■ Prompt ■
Retype each entry exactly as written, and keep the pictures out of the copy.

■ Source data ■
--- --- ---

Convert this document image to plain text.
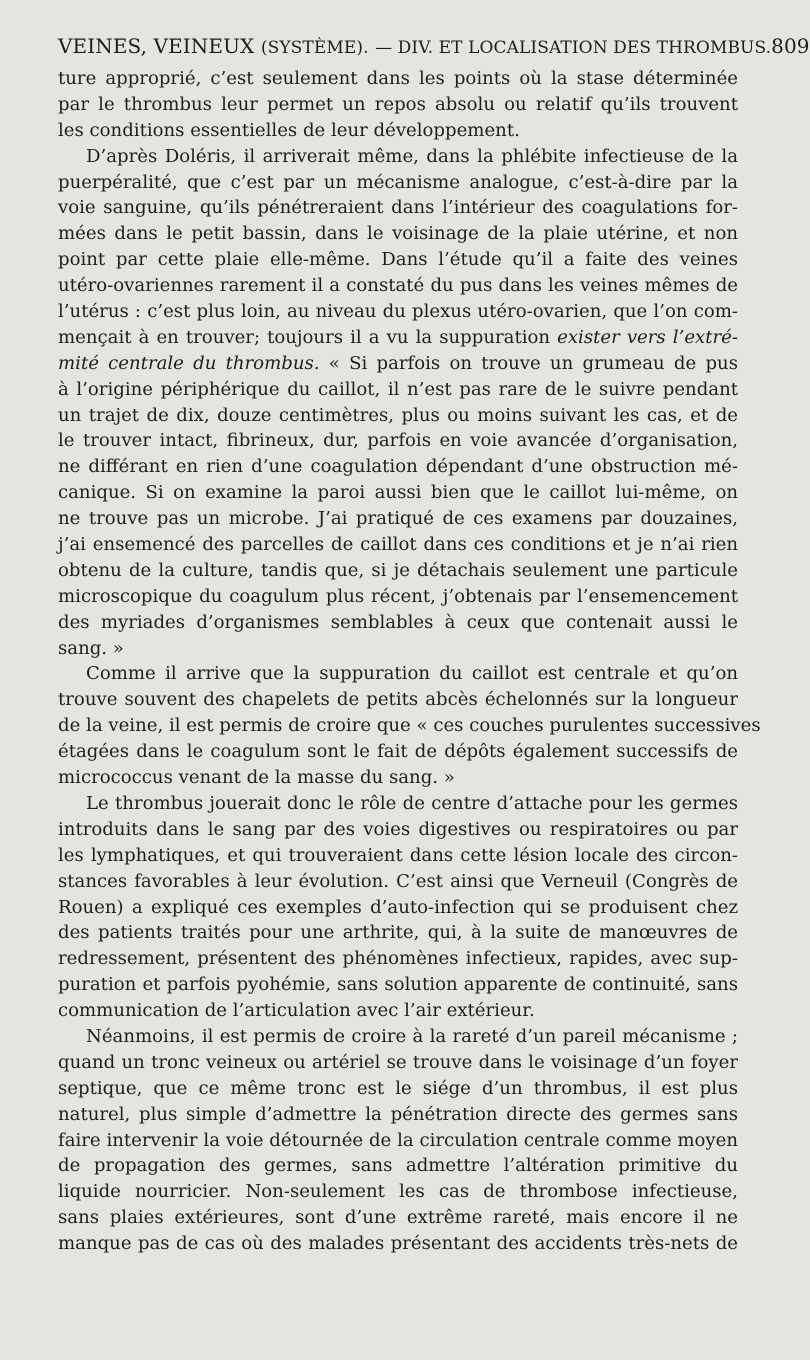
VEINES, VEINEUX (SYSTÈME). — DIV. ET LOCALISATION DES THROMBUS. 809
ture approprié, c’est seulement dans les points où la stase déterminée
par le thrombus leur permet un repos absolu ou relatif qu’ils trouvent
les conditions essentielles de leur développement.
D’après Doléris, il arriverait même, dans la phlébite infectieuse de la
puerpéralité, que c’est par un mécanisme analogue, c’est-à-dire par la
voie sanguine, qu’ils pénétreraient dans l’intérieur des coagulations for-
mées dans le petit bassin, dans le voisinage de la plaie utérine, et non
point par cette plaie elle-même. Dans l’étude qu’il a faite des veines
utéro-ovariennes rarement il a constaté du pus dans les veines mêmes de
l’utérus : c’est plus loin, au niveau du plexus utéro-ovarien, que l’on com-
mençait à en trouver; toujours il a vu la suppuration exister vers l’extré-
mité centrale du thrombus. « Si parfois on trouve un grumeau de pus
à l’origine périphérique du caillot, il n’est pas rare de le suivre pendant
un trajet de dix, douze centimètres, plus ou moins suivant les cas, et de
le trouver intact, fibrineux, dur, parfois en voie avancée d’organisation,
ne différant en rien d’une coagulation dépendant d’une obstruction mé-
canique. Si on examine la paroi aussi bien que le caillot lui-même, on
ne trouve pas un microbe. J’ai pratiqué de ces examens par douzaines,
j’ai ensemencé des parcelles de caillot dans ces conditions et je n’ai rien
obtenu de la culture, tandis que, si je détachais seulement une particule
microscopique du coagulum plus récent, j’obtenais par l’ensemencement
des myriades d’organismes semblables à ceux que contenait aussi le
sang. »
Comme il arrive que la suppuration du caillot est centrale et qu’on
trouve souvent des chapelets de petits abcès échelonnés sur la longueur
de la veine, il est permis de croire que « ces couches purulentes successives
étagées dans le coagulum sont le fait de dépôts également successifs de
micrococcus venant de la masse du sang. »
Le thrombus jouerait donc le rôle de centre d’attache pour les germes
introduits dans le sang par des voies digestives ou respiratoires ou par
les lymphatiques, et qui trouveraient dans cette lésion locale des circon-
stances favorables à leur évolution. C’est ainsi que Verneuil (Congrès de
Rouen) a expliqué ces exemples d’auto-infection qui se produisent chez
des patients traités pour une arthrite, qui, à la suite de manœuvres de
redressement, présentent des phénomènes infectieux, rapides, avec sup-
puration et parfois pyohémie, sans solution apparente de continuité, sans
communication de l’articulation avec l’air extérieur.
Néanmoins, il est permis de croire à la rareté d’un pareil mécanisme ;
quand un tronc veineux ou artériel se trouve dans le voisinage d’un foyer
septique, que ce même tronc est le siége d’un thrombus, il est plus
naturel, plus simple d’admettre la pénétration directe des germes sans
faire intervenir la voie détournée de la circulation centrale comme moyen
de propagation des germes, sans admettre l’altération primitive du
liquide nourricier. Non-seulement les cas de thrombose infectieuse,
sans plaies extérieures, sont d’une extrême rareté, mais encore il ne
manque pas de cas où des malades présentant des accidents très-nets de
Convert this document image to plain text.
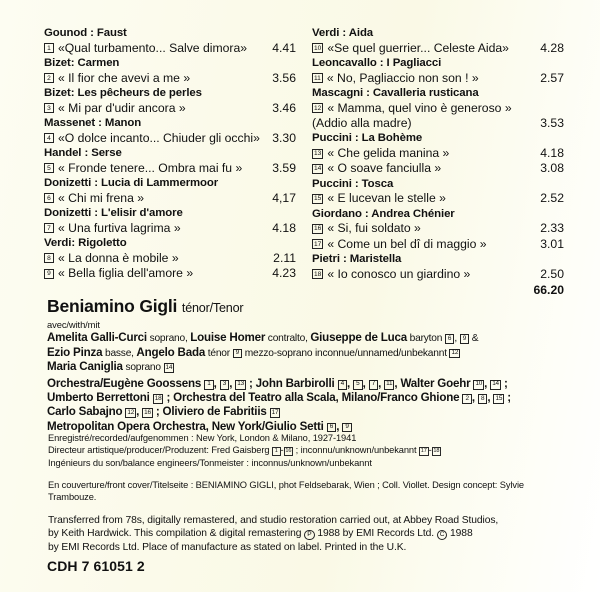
Gounod : Faust
1 «Qual turbamento... Salve dimora»	4.41
Bizet: Carmen
2 « Il fior che avevi a me »	3.56
Bizet: Les pêcheurs de perles
3 « Mi par d'udir ancora »	3.46
Massenet : Manon
4 «O dolce incanto... Chiuder gli occhi»	3.30
Handel : Serse
5 « Fronde tenere... Ombra mai fu »	3.59
Donizetti : Lucia di Lammermoor
6 « Chi mi frena »	4,17
Donizetti : L'elisir d'amore
7 « Una furtiva lagrima »	4.18
Verdi: Rigoletto
8 « La donna è mobile »	2.11
9 « Bella figlia dell'amore »	4.23
Verdi : Aida
10 «Se quel guerrier... Celeste Aida»	4.28
Leoncavallo : I Pagliacci
11 « No, Pagliaccio non son ! »	2.57
Mascagni : Cavalleria rusticana
12 « Mamma, quel vino è generoso »
(Addio alla madre)	3.53
Puccini : La Bohème
13 « Che gelida manina »	4.18
14 « O soave fanciulla »	3.08
Puccini : Tosca
15 « E lucevan le stelle »	2.52
Giordano : Andrea Chénier
16 « Si, fui soldato »	2.33
17 « Come un bel dî di maggio »	3.01
Pietri : Maristella
18 « Io conosco un giardino »	2.50
66.20
Beniamino Gigli ténor/Tenor
avec/with/mit
Amelita Galli-Curci soprano, Louise Homer contralto, Giuseppe de Luca baryton 6 , 9 &
Ezio Pinza basse, Angelo Bada ténor 9 mezzo-soprano inconnue/unnamed/unbekannt 12
Maria Caniglia soprano 14
Orchestra/Eugène Goossens 1 , 3 , 13 ; John Barbirolli 4 , 5 , 7 , 11 , Walter Goehr 10 , 14 ;
Umberto Berrettoni 18 ; Orchestra del Teatro alla Scala, Milano/Franco Ghione 2 , 8 , 15 ;
Carlo Sabajno 12 , 16 ; Oliviero de Fabritiis 17
Metropolitan Opera Orchestra, New York/Giulio Setti 6 , 9

Enregistré/recorded/aufgenommen : New York, London & Milano, 1927-1941

Directeur artistique/producer/Produzent: Fred Gaisberg 1 - 16 ; inconnu/unknown/unbekannt 17 - 18

Ingénieurs du son/balance engineers/Tonmeister : inconnus/unknown/unbekannt

En couverture/front cover/Titelseite : BENIAMINO GIGLI, phot Feldsebarak, Wien ; Coll. Viollet. Design concept: Sylvie

Trambouze.

Transferred from 78s, digitally remastered, and studio restoration carried out, at Abbey Road Studios,

by Keith Hardwick. This compilation & digital remastering P 1988 by EMI Records Ltd. C 1988

by EMI Records Ltd. Place of manufacture as stated on label. Printed in the U.K.

CDH 7 61051 2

--- --- ---

■ Task output ■
Convert this document image to plain text.
VEINES, VEINEUX (SYSTÈME). — DIV. ET LOCALISATION DES THROMBUS. 809
ture approprié, c’est seulement dans les points où la stase déterminée
par le thrombus leur permet un repos absolu ou relatif qu’ils trouvent
les conditions essentielles de leur développement.
D’après Doléris, il arriverait même, dans la phlébite infectieuse de la
puerpéralité, que c’est par un mécanisme analogue, c’est-à-dire par la
voie sanguine, qu’ils pénétreraient dans l’intérieur des coagulations for-
mées dans le petit bassin, dans le voisinage de la plaie utérine, et non
point par cette plaie elle-même. Dans l’étude qu’il a faite des veines
utéro-ovariennes rarement il a constaté du pus dans les veines mêmes de
l’utérus : c’est plus loin, au niveau du plexus utéro-ovarien, que l’on com-
mençait à en trouver; toujours il a vu la suppuration exister vers l’extré-
mité centrale du thrombus. « Si parfois on trouve un grumeau de pus
à l’origine périphérique du caillot, il n’est pas rare de le suivre pendant
un trajet de dix, douze centimètres, plus ou moins suivant les cas, et de
le trouver intact, fibrineux, dur, parfois en voie avancée d’organisation,
ne différant en rien d’une coagulation dépendant d’une obstruction mé-
canique. Si on examine la paroi aussi bien que le caillot lui-même, on
ne trouve pas un microbe. J’ai pratiqué de ces examens par douzaines,
j’ai ensemencé des parcelles de caillot dans ces conditions et je n’ai rien
obtenu de la culture, tandis que, si je détachais seulement une particule
microscopique du coagulum plus récent, j’obtenais par l’ensemencement
des myriades d’organismes semblables à ceux que contenait aussi le
sang. »
Comme il arrive que la suppuration du caillot est centrale et qu’on
trouve souvent des chapelets de petits abcès échelonnés sur la longueur
de la veine, il est permis de croire que « ces couches purulentes successives
étagées dans le coagulum sont le fait de dépôts également successifs de
micrococcus venant de la masse du sang. »
Le thrombus jouerait donc le rôle de centre d’attache pour les germes
introduits dans le sang par des voies digestives ou respiratoires ou par
les lymphatiques, et qui trouveraient dans cette lésion locale des circon-
stances favorables à leur évolution. C’est ainsi que Verneuil (Congrès de
Rouen) a expliqué ces exemples d’auto-infection qui se produisent chez
des patients traités pour une arthrite, qui, à la suite de manœuvres de
redressement, présentent des phénomènes infectieux, rapides, avec sup-
puration et parfois pyohémie, sans solution apparente de continuité, sans
communication de l’articulation avec l’air extérieur.
Néanmoins, il est permis de croire à la rareté d’un pareil mécanisme ;
quand un tronc veineux ou artériel se trouve dans le voisinage d’un foyer
septique, que ce même tronc est le siége d’un thrombus, il est plus
naturel, plus simple d’admettre la pénétration directe des germes sans
faire intervenir la voie détournée de la circulation centrale comme moyen
de propagation des germes, sans admettre l’altération primitive du
liquide nourricier. Non-seulement les cas de thrombose infectieuse,
sans plaies extérieures, sont d’une extrême rareté, mais encore il ne
manque pas de cas où des malades présentant des accidents très-nets de
Convert this document image to plain text.
Gounod : Faust
1 «Qual turbamento... Salve dimora»	4.41
Bizet: Carmen
2 « Il fior che avevi a me »	3.56
Bizet: Les pêcheurs de perles
3 « Mi par d'udir ancora »	3.46
Massenet : Manon
4 «O dolce incanto... Chiuder gli occhi»	3.30
Handel : Serse
5 « Fronde tenere... Ombra mai fu »	3.59
Donizetti : Lucia di Lammermoor
6 « Chi mi frena »	4,17
Donizetti : L'elisir d'amore
7 « Una furtiva lagrima »	4.18
Verdi: Rigoletto
8 « La donna è mobile »	2.11
9 « Bella figlia dell'amore »	4.23
Verdi : Aida
10 «Se quel guerrier... Celeste Aida»	4.28
Leoncavallo : I Pagliacci
11 « No, Pagliaccio non son ! »	2.57
Mascagni : Cavalleria rusticana
12 « Mamma, quel vino è generoso »
(Addio alla madre)	3.53
Puccini : La Bohème
13 « Che gelida manina »	4.18
14 « O soave fanciulla »	3.08
Puccini : Tosca
15 « E lucevan le stelle »	2.52
Giordano : Andrea Chénier
16 « Si, fui soldato »	2.33
17 « Come un bel dî di maggio »	3.01
Pietri : Maristella
18 « Io conosco un giardino »	2.50
66.20
Beniamino Gigli ténor/Tenor
avec/with/mit
Amelita Galli-Curci soprano, Louise Homer contralto, Giuseppe de Luca baryton 6 , 9 &
Ezio Pinza basse, Angelo Bada ténor 9 mezzo-soprano inconnue/unnamed/unbekannt 12
Maria Caniglia soprano 14
Orchestra/Eugène Goossens 1 , 3 , 13 ; John Barbirolli 4 , 5 , 7 , 11 , Walter Goehr 10 , 14 ;
Umberto Berrettoni 18 ; Orchestra del Teatro alla Scala, Milano/Franco Ghione 2 , 8 , 15 ;
Carlo Sabajno 12 , 16 ; Oliviero de Fabritiis 17
Metropolitan Opera Orchestra, New York/Giulio Setti 6 , 9

Enregistré/recorded/aufgenommen : New York, London & Milano, 1927-1941

Directeur artistique/producer/Produzent: Fred Gaisberg 1 - 16 ; inconnu/unknown/unbekannt 17 - 18

Ingénieurs du son/balance engineers/Tonmeister : inconnus/unknown/unbekannt

En couverture/front cover/Titelseite : BENIAMINO GIGLI, phot Feldsebarak, Wien ; Coll. Viollet. Design concept: Sylvie

Trambouze.

Transferred from 78s, digitally remastered, and studio restoration carried out, at Abbey Road Studios,

by Keith Hardwick. This compilation & digital remastering P 1988 by EMI Records Ltd. C 1988

by EMI Records Ltd. Place of manufacture as stated on label. Printed in the U.K.

CDH 7 61051 2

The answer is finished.